(Stored data entries)
****
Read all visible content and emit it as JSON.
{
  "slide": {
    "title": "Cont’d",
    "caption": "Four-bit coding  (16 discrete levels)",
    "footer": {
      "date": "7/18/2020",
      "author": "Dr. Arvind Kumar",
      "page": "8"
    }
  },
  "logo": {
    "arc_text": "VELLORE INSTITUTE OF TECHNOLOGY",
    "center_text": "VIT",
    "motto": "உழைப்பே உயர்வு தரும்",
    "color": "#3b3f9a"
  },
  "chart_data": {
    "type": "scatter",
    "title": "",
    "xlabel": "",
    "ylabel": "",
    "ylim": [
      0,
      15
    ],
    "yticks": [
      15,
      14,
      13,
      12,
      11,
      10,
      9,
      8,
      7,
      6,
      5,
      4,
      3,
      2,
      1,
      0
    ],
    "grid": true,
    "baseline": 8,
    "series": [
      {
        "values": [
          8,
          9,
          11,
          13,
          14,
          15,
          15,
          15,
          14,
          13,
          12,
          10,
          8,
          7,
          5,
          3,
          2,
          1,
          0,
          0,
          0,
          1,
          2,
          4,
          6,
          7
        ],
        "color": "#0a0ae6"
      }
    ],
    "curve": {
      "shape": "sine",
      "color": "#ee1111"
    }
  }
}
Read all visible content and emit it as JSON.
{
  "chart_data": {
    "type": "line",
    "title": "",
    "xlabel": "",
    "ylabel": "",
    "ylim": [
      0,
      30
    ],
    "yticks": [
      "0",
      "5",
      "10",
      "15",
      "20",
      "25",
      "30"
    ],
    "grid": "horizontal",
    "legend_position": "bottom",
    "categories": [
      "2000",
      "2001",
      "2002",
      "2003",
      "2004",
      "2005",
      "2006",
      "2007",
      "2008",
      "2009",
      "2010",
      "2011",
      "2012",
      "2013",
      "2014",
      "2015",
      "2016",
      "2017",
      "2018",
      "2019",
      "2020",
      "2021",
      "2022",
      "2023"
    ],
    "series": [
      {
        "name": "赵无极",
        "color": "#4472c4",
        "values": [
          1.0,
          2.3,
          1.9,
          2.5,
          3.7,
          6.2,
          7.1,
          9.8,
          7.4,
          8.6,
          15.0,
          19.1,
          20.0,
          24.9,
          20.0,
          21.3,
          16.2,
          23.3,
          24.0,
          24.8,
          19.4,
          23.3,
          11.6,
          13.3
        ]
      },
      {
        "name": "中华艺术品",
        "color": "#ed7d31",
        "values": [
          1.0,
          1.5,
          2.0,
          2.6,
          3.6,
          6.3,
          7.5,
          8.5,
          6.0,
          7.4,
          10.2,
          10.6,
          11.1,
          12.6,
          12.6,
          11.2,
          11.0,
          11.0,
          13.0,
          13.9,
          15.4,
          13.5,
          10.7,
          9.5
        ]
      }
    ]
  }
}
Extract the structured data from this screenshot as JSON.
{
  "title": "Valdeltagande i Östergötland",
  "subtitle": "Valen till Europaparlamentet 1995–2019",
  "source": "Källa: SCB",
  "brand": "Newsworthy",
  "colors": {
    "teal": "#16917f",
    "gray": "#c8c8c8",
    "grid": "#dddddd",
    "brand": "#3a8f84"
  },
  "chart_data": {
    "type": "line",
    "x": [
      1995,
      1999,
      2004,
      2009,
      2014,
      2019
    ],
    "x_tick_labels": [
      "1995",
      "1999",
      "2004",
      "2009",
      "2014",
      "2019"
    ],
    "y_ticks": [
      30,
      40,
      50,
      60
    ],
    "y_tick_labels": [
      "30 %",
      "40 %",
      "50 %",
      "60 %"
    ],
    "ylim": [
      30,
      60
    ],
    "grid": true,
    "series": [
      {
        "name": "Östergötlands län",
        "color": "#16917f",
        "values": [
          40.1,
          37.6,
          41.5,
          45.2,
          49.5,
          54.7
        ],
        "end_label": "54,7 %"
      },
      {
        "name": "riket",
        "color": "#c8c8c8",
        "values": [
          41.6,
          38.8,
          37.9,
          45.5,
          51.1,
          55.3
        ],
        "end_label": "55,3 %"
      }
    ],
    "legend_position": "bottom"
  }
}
****
Copy all the lines above that hold the string "bottom".

    "legend_position": "bottom",
    "legend_position": "bottom"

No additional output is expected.